> [TASK TO CARRY OUT]
Print out each entry below exactly, please.
== == ==
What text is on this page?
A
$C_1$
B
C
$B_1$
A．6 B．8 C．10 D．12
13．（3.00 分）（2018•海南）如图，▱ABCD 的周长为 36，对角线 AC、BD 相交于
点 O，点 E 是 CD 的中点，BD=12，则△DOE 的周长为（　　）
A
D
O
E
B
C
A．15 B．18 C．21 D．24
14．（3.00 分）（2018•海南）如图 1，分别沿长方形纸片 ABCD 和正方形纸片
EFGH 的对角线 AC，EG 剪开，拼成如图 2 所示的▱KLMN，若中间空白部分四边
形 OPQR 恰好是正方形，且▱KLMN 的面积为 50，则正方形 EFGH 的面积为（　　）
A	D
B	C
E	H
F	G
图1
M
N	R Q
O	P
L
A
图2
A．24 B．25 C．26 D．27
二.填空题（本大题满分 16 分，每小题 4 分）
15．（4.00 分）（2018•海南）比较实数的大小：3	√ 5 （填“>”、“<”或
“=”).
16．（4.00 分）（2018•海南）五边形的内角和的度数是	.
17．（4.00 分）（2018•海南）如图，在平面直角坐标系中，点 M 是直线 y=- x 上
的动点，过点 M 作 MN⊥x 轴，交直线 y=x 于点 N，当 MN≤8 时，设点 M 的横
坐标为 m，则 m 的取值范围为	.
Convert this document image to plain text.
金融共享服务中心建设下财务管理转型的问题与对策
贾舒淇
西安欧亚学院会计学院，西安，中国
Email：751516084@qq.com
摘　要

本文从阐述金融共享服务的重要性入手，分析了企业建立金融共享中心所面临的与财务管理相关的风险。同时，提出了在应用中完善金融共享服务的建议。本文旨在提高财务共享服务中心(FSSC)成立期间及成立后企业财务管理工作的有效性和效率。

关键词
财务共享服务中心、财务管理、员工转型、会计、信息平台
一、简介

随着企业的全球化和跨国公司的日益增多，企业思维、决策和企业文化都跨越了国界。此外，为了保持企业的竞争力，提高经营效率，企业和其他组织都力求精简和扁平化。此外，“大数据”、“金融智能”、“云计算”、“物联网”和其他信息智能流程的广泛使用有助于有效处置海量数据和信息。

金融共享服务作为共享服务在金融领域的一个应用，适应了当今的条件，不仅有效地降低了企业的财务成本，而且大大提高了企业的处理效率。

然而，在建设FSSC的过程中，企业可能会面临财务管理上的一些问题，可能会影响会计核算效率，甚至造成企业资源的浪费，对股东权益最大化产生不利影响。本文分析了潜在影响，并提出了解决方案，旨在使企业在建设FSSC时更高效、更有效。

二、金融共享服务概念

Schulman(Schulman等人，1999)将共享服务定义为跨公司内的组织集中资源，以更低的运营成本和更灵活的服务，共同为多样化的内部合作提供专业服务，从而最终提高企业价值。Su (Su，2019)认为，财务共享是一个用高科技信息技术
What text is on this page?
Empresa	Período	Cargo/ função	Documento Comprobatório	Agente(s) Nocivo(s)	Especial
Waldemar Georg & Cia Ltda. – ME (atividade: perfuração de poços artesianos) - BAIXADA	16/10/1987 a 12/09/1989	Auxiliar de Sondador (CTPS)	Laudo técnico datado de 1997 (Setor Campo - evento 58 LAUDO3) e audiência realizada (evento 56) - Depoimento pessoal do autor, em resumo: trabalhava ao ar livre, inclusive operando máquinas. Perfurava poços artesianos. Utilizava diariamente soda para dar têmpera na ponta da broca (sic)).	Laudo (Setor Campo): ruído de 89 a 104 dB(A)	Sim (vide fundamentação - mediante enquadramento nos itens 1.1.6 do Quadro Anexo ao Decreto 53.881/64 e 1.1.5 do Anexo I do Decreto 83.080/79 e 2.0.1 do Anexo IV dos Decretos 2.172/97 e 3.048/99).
== == ==
> [THE SOLUTION]
What text is on this page?
A
$C_1$
B
C
$B_1$
A．6 B．8 C．10 D．12
13．（3.00 分）（2018•海南）如图，▱ABCD 的周长为 36，对角线 AC、BD 相交于
点 O，点 E 是 CD 的中点，BD=12，则△DOE 的周长为（　　）
A
D
O
E
B
C
A．15 B．18 C．21 D．24
14．（3.00 分）（2018•海南）如图 1，分别沿长方形纸片 ABCD 和正方形纸片
EFGH 的对角线 AC，EG 剪开，拼成如图 2 所示的▱KLMN，若中间空白部分四边
形 OPQR 恰好是正方形，且▱KLMN 的面积为 50，则正方形 EFGH 的面积为（　　）
A	D
B	C
E	H
F	G
图1
M
N	R Q
O	P
L
A
图2
A．24 B．25 C．26 D．27
二.填空题（本大题满分 16 分，每小题 4 分）
15．（4.00 分）（2018•海南）比较实数的大小：3	√ 5 （填“>”、“<”或
“=”).
16．（4.00 分）（2018•海南）五边形的内角和的度数是	.
17．（4.00 分）（2018•海南）如图，在平面直角坐标系中，点 M 是直线 y=- x 上
的动点，过点 M 作 MN⊥x 轴，交直线 y=x 于点 N，当 MN≤8 时，设点 M 的横
坐标为 m，则 m 的取值范围为	.
Convert this document image to plain text.
金融共享服务中心建设下财务管理转型的问题与对策
贾舒淇
西安欧亚学院会计学院，西安，中国
Email：751516084@qq.com
摘　要

本文从阐述金融共享服务的重要性入手，分析了企业建立金融共享中心所面临的与财务管理相关的风险。同时，提出了在应用中完善金融共享服务的建议。本文旨在提高财务共享服务中心(FSSC)成立期间及成立后企业财务管理工作的有效性和效率。

关键词
财务共享服务中心、财务管理、员工转型、会计、信息平台
一、简介

随着企业的全球化和跨国公司的日益增多，企业思维、决策和企业文化都跨越了国界。此外，为了保持企业的竞争力，提高经营效率，企业和其他组织都力求精简和扁平化。此外，“大数据”、“金融智能”、“云计算”、“物联网”和其他信息智能流程的广泛使用有助于有效处置海量数据和信息。

金融共享服务作为共享服务在金融领域的一个应用，适应了当今的条件，不仅有效地降低了企业的财务成本，而且大大提高了企业的处理效率。

然而，在建设FSSC的过程中，企业可能会面临财务管理上的一些问题，可能会影响会计核算效率，甚至造成企业资源的浪费，对股东权益最大化产生不利影响。本文分析了潜在影响，并提出了解决方案，旨在使企业在建设FSSC时更高效、更有效。

二、金融共享服务概念

Schulman(Schulman等人，1999)将共享服务定义为跨公司内的组织集中资源，以更低的运营成本和更灵活的服务，共同为多样化的内部合作提供专业服务，从而最终提高企业价值。Su (Su，2019)认为，财务共享是一个用高科技信息技术
What text is on this page?
Empresa	Período	Cargo/ função	Documento Comprobatório	Agente(s) Nocivo(s)	Especial
Waldemar Georg & Cia Ltda. – ME (atividade: perfuração de poços artesianos) - BAIXADA	16/10/1987 a 12/09/1989	Auxiliar de Sondador (CTPS)	Laudo técnico datado de 1997 (Setor Campo - evento 58 LAUDO3) e audiência realizada (evento 56) - Depoimento pessoal do autor, em resumo: trabalhava ao ar livre, inclusive operando máquinas. Perfurava poços artesianos. Utilizava diariamente soda para dar têmpera na ponta da broca (sic)).	Laudo (Setor Campo): ruído de 89 a 104 dB(A)	Sim (vide fundamentação - mediante enquadramento nos itens 1.1.6 do Quadro Anexo ao Decreto 53.881/64 e 1.1.5 do Anexo I do Decreto 83.080/79 e 2.0.1 do Anexo IV dos Decretos 2.172/97 e 3.048/99).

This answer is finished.